[Information provided]
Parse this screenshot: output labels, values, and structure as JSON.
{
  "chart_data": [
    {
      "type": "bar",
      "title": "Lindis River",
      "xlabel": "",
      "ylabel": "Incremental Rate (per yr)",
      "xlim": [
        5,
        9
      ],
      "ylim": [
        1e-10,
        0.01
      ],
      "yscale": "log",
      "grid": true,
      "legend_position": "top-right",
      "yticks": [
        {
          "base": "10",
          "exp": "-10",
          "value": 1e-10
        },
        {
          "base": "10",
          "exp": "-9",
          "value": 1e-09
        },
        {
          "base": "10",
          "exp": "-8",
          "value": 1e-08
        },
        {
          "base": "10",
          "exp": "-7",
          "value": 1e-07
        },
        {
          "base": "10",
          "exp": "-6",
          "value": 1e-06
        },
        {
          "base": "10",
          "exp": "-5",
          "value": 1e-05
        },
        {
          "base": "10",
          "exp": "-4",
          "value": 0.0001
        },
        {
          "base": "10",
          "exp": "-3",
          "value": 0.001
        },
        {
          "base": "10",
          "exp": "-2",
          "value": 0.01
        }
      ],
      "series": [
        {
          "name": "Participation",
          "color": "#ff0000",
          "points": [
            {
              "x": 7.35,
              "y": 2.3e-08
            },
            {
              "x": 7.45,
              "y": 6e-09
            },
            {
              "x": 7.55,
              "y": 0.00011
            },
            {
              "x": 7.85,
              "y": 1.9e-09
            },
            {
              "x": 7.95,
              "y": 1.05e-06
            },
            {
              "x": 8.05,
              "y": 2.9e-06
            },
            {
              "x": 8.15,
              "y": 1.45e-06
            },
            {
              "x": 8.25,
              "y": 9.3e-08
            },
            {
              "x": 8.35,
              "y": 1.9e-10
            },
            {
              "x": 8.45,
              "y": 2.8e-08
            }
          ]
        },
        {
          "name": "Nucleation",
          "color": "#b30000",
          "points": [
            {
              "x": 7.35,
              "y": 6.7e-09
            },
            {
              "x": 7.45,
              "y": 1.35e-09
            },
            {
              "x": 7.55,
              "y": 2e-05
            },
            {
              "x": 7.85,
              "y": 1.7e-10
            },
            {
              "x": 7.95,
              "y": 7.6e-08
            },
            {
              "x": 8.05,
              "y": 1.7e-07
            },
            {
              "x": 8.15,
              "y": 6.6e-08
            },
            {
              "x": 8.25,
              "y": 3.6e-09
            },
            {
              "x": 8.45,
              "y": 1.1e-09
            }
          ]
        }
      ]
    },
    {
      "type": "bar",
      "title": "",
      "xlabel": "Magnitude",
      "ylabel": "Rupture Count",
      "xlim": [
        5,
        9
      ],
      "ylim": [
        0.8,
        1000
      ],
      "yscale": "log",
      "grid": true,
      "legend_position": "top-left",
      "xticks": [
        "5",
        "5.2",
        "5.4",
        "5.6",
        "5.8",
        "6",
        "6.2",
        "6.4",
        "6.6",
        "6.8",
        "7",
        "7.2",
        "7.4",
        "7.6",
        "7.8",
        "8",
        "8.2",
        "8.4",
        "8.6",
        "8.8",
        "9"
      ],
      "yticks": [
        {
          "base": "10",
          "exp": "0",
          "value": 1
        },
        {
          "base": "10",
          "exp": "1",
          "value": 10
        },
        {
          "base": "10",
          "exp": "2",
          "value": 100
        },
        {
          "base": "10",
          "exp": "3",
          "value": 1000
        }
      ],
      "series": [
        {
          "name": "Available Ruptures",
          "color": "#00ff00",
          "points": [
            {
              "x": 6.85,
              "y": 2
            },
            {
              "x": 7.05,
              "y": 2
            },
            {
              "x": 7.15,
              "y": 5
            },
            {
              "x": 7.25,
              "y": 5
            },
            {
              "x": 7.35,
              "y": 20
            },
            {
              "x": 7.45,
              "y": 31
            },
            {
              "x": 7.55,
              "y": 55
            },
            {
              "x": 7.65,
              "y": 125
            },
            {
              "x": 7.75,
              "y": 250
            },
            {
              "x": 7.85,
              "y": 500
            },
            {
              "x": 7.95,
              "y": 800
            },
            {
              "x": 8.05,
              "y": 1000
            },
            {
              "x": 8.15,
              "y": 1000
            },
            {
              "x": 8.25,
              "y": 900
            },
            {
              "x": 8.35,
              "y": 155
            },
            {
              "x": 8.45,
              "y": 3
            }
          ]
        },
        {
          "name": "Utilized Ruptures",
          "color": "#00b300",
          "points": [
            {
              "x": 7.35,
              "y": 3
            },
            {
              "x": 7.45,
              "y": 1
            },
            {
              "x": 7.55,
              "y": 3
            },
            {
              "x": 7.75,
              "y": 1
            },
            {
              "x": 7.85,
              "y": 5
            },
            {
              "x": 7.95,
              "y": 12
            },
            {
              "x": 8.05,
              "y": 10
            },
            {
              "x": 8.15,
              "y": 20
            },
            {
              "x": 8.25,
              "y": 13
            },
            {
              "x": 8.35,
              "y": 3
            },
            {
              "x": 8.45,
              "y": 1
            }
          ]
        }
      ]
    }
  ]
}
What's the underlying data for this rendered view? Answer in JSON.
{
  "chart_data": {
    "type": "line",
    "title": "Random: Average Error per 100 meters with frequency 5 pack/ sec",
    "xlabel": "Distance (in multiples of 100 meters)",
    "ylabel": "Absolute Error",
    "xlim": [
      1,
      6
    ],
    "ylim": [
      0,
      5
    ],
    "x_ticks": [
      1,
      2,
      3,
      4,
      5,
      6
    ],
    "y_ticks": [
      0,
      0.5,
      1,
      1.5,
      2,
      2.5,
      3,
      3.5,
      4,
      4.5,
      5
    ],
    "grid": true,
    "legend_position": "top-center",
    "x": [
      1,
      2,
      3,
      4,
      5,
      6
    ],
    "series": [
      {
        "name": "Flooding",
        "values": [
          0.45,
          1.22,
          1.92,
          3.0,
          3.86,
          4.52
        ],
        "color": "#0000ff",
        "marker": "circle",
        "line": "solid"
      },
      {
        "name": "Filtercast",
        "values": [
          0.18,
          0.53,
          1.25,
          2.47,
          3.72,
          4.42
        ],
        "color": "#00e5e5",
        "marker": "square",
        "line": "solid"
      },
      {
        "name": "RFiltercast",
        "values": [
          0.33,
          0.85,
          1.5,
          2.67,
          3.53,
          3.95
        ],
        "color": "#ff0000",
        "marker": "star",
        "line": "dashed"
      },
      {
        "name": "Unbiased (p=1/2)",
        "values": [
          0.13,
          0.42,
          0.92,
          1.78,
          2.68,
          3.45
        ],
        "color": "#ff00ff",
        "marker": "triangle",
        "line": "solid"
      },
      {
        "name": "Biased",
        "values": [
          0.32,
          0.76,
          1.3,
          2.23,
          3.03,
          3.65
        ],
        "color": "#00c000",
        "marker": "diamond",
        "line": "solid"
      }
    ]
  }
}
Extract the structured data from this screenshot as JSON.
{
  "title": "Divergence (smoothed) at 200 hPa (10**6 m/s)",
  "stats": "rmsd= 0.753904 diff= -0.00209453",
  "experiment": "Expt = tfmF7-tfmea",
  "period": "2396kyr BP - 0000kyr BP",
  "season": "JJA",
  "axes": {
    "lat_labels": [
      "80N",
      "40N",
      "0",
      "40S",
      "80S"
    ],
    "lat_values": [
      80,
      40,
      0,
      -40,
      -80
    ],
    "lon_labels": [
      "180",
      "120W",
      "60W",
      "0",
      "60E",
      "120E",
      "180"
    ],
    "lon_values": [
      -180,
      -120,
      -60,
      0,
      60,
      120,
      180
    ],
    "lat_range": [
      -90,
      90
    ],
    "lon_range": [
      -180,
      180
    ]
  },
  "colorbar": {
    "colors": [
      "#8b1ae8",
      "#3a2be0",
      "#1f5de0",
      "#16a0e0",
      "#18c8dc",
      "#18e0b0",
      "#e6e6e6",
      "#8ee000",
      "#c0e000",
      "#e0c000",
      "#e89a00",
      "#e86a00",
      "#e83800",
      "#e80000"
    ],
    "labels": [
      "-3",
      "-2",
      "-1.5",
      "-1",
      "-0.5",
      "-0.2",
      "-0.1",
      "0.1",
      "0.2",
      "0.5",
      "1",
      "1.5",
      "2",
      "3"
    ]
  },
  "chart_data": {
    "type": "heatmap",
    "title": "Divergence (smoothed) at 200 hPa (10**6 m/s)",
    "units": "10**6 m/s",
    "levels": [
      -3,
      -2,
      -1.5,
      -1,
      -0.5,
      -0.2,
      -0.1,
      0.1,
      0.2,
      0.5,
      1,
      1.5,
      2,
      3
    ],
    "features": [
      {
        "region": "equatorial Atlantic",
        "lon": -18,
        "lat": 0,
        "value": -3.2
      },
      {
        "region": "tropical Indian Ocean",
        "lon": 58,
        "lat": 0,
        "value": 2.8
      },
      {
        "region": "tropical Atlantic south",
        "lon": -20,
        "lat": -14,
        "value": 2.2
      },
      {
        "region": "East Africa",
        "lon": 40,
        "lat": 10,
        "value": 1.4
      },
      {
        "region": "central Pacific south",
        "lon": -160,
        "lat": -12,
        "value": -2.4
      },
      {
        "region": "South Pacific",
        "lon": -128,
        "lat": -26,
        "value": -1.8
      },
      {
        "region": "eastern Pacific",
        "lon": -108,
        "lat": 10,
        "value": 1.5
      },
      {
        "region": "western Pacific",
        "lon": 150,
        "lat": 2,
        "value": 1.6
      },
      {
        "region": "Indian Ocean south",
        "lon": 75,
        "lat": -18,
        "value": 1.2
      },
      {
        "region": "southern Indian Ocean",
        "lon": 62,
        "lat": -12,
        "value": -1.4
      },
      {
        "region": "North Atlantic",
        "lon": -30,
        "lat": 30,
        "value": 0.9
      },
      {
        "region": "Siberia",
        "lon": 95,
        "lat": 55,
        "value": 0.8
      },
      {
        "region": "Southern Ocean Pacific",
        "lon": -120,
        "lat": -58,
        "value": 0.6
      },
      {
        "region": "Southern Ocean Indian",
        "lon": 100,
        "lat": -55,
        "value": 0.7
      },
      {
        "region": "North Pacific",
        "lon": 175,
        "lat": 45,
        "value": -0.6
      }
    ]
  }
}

[Stated problem] Which lines hold the string "name"? Copy all of them from the data above.

[Response to the task]
          "name": "Participation",
          "name": "Nucleation",
          "name": "Available Ruptures",
          "name": "Utilized Ruptures",
        "name": "Flooding",
        "name": "Filtercast",
        "name": "RFiltercast",
        "name": "Unbiased (p=1/2)",
        "name": "Biased",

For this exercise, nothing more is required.